== PROVIDED TEXT ==
|---|

QUESTION: Okay, so what was this zoned at the time of the application?
MR. OWEN: The property was zoned R-1, R-2, R-3, and R-4 as to precise areas.
QUESTION: What does that mean?
MR. OWEN: Well, each area, each geographic area has a specific set of standards which outline the maximum densities that are permitted within that zone.
QUESTION: Well, did this subdivision plan that was submitted with 159 lots, did that comply with those existing zoning classifications, or would it have required rezoning?
MR. OWEN: No, the rezoning would not have been required. They were within the maximum densities permitted in those zoning classifications. But as is pointed out in appellant's opening brief, the fact that you have zoning on property only outlines the use and the maximum densities. The actual division for purposes of sale, lease, or financing, or for the development of public streets depends upon being within those maximums and also demonstrating that the plan and design will work under the applicable county policies, development policies.
QUESTION: Why did the Zoning Board turn this down?
MR. OWEN: The Planning Commission or the Board of Supervisors?
QUESTION: The Planning Commission in the first instance.
MR. OWEN: The Planning Commission, I do not recall whether they made formal findings or not.
QUESTION: Did the supervisor make formal findings?
MR. OWEN: Yes, and those are Exhibit C to the complaint, and they are included in the Joint Appendix, and they go into great detail, and in fact on Page 75, Finding Number 12 of the board specifically refers to this urban development type concept, and yet you can see if you read the board's evaluation that that was not a precluding factor.
In other words, the board didn't say because of this policy we have to deny this project. They went through the entire list of public services that would be required to be provided to this subdivision, and they determined that the application was inadequate because it made no provision as to how the services would be maintained and operated.
QUESTION: Okay. You have got some 18 reasons here for turning the thing down, and supposing I am in the petitioner's spot and I see these reasons, and it says the City of Davis has officially opposed the subdivision because it is inconsistent with the general plan.
MR. OWEN: Yes.
QUESTION: Does that mean to me that until the City of Davis approves what I want to do, the Board of Supervisors of Yolo County is going to say no?
MR OWEN: Absolutely not.
QUESTION: Then why do they give this as a reason?
MR. OWEN: Because the subdivision proposed the extension of a city street through city territory which the city would have had to --
QUESTION: That is given as a separate reason under 6, the failure to extend Cowl Boulevard.
MR. OWEN: That's right.
QUESTION: So Reason 10, it just seems to me if the City of Davis has officially opposed the subdivision, that is a reason for denying it.
MR. OWEN: No, you have to read 9, 10, and 11 together. They run in sequence. Nine says, the board finds the tentative map does not provide for service by any governmental entity. The agreement between the county and the city is that development is areas that are outside the city and outside the existing county service area must annex to one or the other.
The next finding says the City of Davis has opposed because it is inconsistent with its general plan, and then 11 says, therefore, essentially, the only means of providing sewer service is to annex to the CSA, the County Service Area, which the appellant has not done, has not taken any proceedings to do.

|---|

== RECORDS SUPPLIED ==
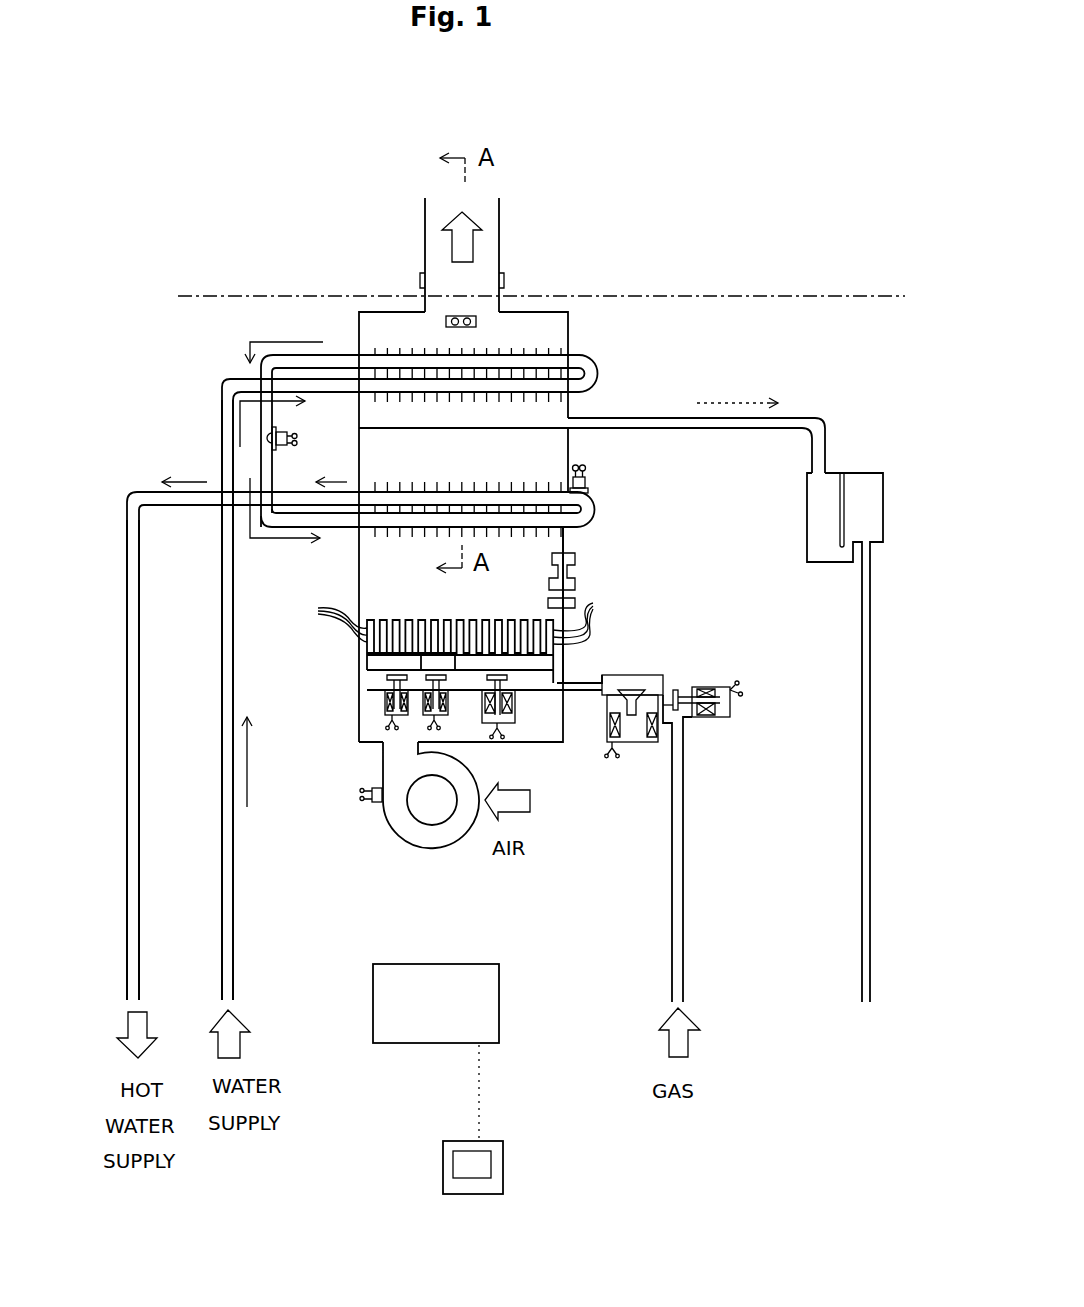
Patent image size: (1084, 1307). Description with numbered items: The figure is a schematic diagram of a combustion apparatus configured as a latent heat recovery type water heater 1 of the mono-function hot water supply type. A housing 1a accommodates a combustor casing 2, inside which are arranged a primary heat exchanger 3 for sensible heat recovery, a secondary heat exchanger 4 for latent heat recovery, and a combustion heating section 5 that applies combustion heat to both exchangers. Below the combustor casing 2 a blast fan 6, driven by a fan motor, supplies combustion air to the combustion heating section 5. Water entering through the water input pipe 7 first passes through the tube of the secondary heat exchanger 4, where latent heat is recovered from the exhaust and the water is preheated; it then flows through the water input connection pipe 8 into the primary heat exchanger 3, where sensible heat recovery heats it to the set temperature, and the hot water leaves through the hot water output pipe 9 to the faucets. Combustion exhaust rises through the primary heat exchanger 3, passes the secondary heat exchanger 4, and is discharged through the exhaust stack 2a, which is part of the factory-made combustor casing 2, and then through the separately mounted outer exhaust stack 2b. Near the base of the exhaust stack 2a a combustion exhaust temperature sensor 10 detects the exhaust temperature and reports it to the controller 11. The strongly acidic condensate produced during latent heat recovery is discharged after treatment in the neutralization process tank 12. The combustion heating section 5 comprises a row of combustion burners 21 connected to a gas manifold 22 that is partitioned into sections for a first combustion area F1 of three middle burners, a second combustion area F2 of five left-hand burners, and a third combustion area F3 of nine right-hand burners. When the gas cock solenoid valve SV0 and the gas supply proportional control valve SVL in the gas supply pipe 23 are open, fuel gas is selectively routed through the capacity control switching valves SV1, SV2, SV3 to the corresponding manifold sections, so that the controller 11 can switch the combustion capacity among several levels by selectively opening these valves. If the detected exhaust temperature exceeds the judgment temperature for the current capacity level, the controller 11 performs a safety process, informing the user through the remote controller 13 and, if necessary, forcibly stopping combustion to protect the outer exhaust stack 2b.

The latent heat recovery type water heater 1 is at (578, 227).
The housing 1a is at (630, 293).
The combustor casing 2 is at (357, 450).
The exhaust stack 2a is at (422, 307).
The outer exhaust stack 2b is at (422, 238).
The primary heat exchanger 3 is at (522, 478).
The secondary heat exchanger 4 is at (536, 345).
The combustion heating section 5 is at (358, 677).
The blast fan 6 is at (392, 828).
The water input pipe 7 is at (220, 678).
The water input connection pipe 8 is at (273, 483).
The hot water output pipe 9 is at (137, 560).
The combustion exhaust temperature sensor 10 is at (480, 323).
The controller 11 is at (450, 1015).
The neutralization process tank 12 is at (805, 535).
The remote controller 13 is at (497, 1140).
The combustion burners 21 is at (456, 616).
The gas manifold 22 is at (363, 662).
The gas supply pipe 23 is at (673, 855).
The first combustion area F1 is at (437, 617).
The second combustion area F2 is at (381, 612).
The third combustion area F3 is at (453, 607).
The gas cock solenoid valve SV0 is at (708, 720).
The first capacity control switching valve SV1 is at (423, 705).
The second capacity control switching valve SV2 is at (383, 703).
The third capacity control switching valve SV3 is at (517, 707).
The gas supply proportional control valve SVL is at (648, 675).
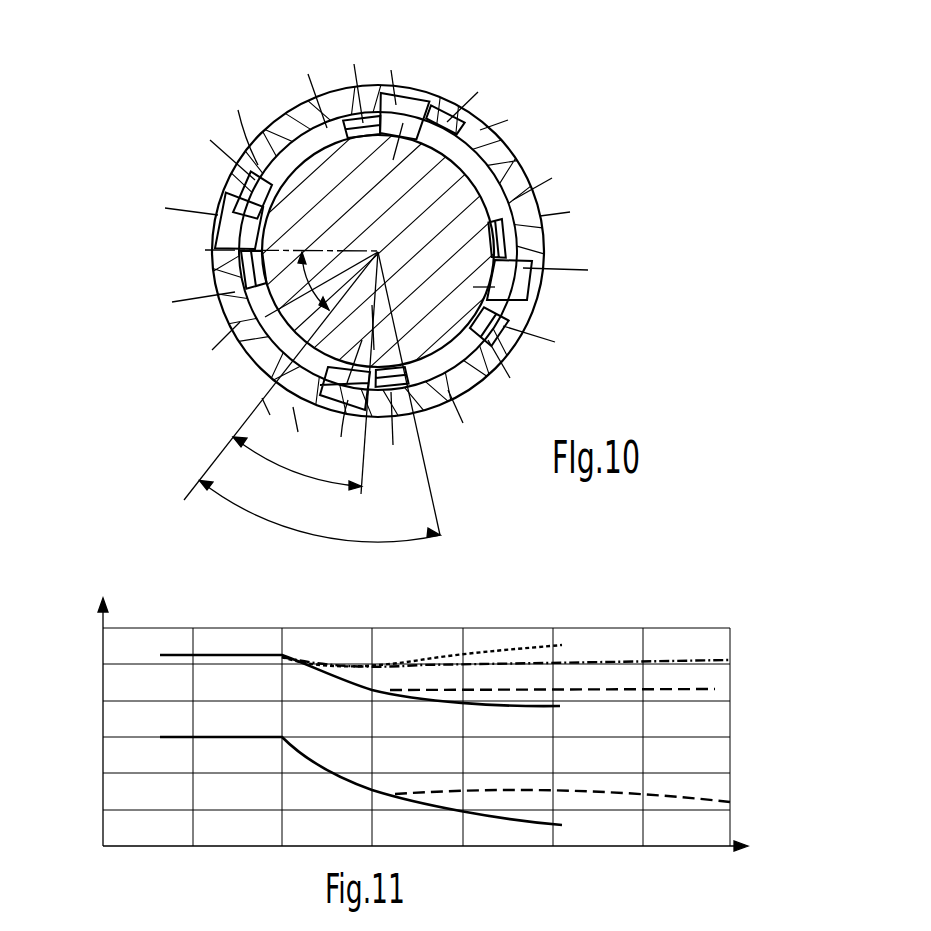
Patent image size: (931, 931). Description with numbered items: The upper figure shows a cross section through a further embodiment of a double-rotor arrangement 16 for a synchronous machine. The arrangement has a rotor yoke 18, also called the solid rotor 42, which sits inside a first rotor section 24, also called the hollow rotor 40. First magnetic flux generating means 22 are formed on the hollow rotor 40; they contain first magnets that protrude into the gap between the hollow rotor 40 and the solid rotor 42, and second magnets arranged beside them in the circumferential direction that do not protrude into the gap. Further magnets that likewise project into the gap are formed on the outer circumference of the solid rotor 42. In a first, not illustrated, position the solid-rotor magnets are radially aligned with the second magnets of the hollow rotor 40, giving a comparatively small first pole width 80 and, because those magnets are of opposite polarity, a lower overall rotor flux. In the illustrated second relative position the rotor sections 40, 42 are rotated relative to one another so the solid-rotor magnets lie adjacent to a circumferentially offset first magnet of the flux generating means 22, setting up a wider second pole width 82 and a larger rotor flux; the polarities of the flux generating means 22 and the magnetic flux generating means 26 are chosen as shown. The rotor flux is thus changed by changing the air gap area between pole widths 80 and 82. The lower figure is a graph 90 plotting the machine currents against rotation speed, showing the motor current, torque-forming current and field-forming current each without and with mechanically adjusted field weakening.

In FIG. 10, the double-rotor arrangement 16 is at (612, 168).
In FIG. 10, the rotor yoke 18 is at (335, 190).
In FIG. 10, the solid rotor 42 is at (378, 251).
In FIG. 10, the first magnetic flux generating means 22 is at (412, 89).
In FIG. 10, the first rotor section 24 is at (497, 165).
In FIG. 10, the hollow rotor 40 is at (404, 116).
In FIG. 10, the magnetic flux generating means 26 is at (241, 262).
In FIG. 10, the first pole width 80 is at (297, 469).
In FIG. 10, the second pole width 82 is at (320, 530).
In FIG. 11, the graph 90 is at (713, 614).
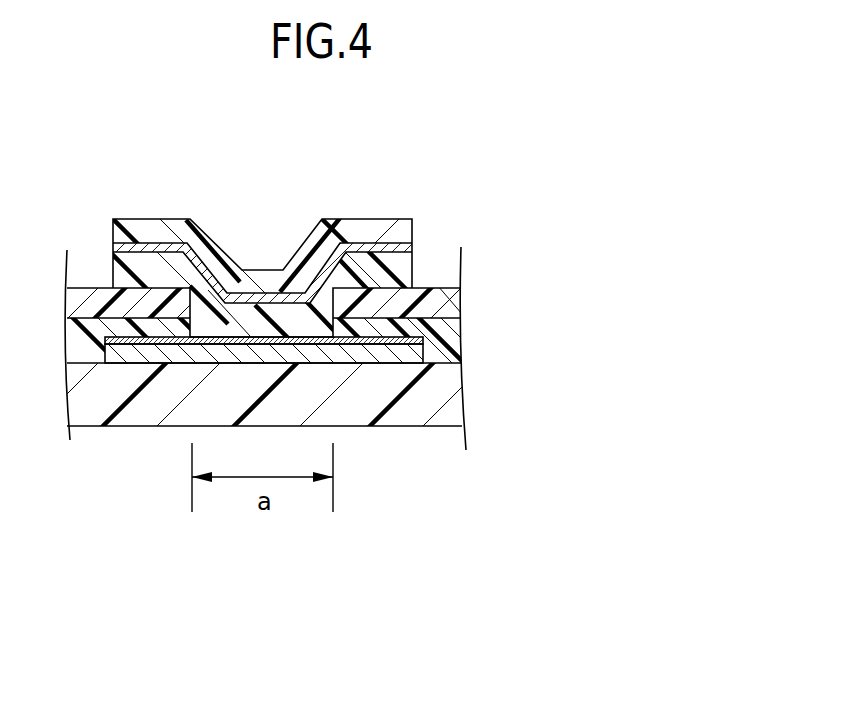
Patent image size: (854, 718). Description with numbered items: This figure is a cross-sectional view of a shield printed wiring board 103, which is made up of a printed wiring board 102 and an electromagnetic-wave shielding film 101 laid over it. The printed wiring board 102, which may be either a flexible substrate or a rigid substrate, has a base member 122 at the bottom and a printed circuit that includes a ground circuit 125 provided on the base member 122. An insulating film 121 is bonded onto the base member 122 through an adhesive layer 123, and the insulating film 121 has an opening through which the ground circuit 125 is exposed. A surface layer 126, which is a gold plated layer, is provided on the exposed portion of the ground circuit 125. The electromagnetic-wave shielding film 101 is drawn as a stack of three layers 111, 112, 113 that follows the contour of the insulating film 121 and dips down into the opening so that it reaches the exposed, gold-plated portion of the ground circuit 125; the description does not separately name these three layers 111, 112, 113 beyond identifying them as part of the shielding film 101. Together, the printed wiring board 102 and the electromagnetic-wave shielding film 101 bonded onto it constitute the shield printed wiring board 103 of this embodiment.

The electromagnetic-wave shielding film 101 is at (366, 232).
The first electrode 111 is at (321, 264).
The second electrode 112 is at (412, 232).
The light-emitting layer 113 is at (412, 248).
The printed wiring board 102 is at (337, 348).
The insulating film 121 is at (458, 292).
The base member 122 is at (293, 398).
The adhesive layer 123 is at (460, 332).
The ground circuit 125 is at (440, 352).
The surface layer 126 is at (438, 341).
The shield printed wiring board 103 is at (384, 287).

|---|

== EXERCISE AIM ==
Pick up the oral argument about the Yolo County subdivision after its last sentence and keep it going.

== THE REPLY ==
That was not a finding that because of the city's opposition this proposal couldn't be approved, and that would clearly be contrary to California law. Cities do not have the ability to control land use outside their boundaries. They can plan and they can object like any other citizen could, but they cannot control that extraterritorial land use power.
Again, it is our position that the attempt here to in effect prove, to claim that the appellant can prove that the uses which the Court of Appeals said are available to it is not a matter of proof. It is a matter of law based upon the regulations of the county, which under California law the Court of Appeal has determined does permit the lesser residential or non-agricultural uses.
Our ripeness position essentially is that there were four routes to achieve a final determination from the county as to how the property might be utilized. The first of these was to submit a redesign that addressed the objections of the county to the first submittal.
The Court in Penn Central recognized this, and the Court of Appeal here states specifically that the denial of that particular plan cannot be equated with a denial or with a refusal to permit any development.
The second route of achieving relief and the one that we believe is critical here is the variance procedure. The variance procedure is well recognized in planning law as the basis for relieving hardship upon the basis of special conditions conditions. And essentially this taking claim, this as applied contention of the appellant, is a hardship claim that falls directly within the purpose of the variance procedure.
The appellant has attempted to get --
QUESTION: Mr. Owen, what does your typical developer do when he is turned down by the Planning Commission? He can appeal to the Board of Supervisors, or could he also at that time let the denial stand and go to the, what, Board of Adjustments for a variance?
MR. OWEN: Yes.
QUESTION: He doesn't have to go all the way to the Board of Supervisors?
MR. OWEN: I don't believe he does, no. In fact, you could apply for a variance without ever even applying in the first case for the subdivision. The variance procedure is an independent type of permit asking for relief from some identified portion of the county's zoning regulations.
Here the county's basis for denial, although they are articulated in separate sections, essentially fall under their zoning policy to promote sound and orderly development and to require that intensive urban subdivisions be served by public streets.
The reason that the variance procedure is absolutely critical here is that it provides two essential elements. First it provides full disclosure to the governmental agency as to the nature and the basis for the hardship claim. The hardship claim is not relevant nor even a part of the subdivision map review process.
The map review process is one that under state law requires a determination of conformity with the general plan policies of the county, and an evaluation of other specific criteria, none of which have to do with the hardship or claim of special circumstance of the property owner.
The second critical factor in the variance process is that even if it is denied, even if the variance is denied, it has attained -- the property owner has attained a final determination on its hardship claim. Thus we believe at that point the hardship claim upon the plan for which the variance is sought would be final and ripe.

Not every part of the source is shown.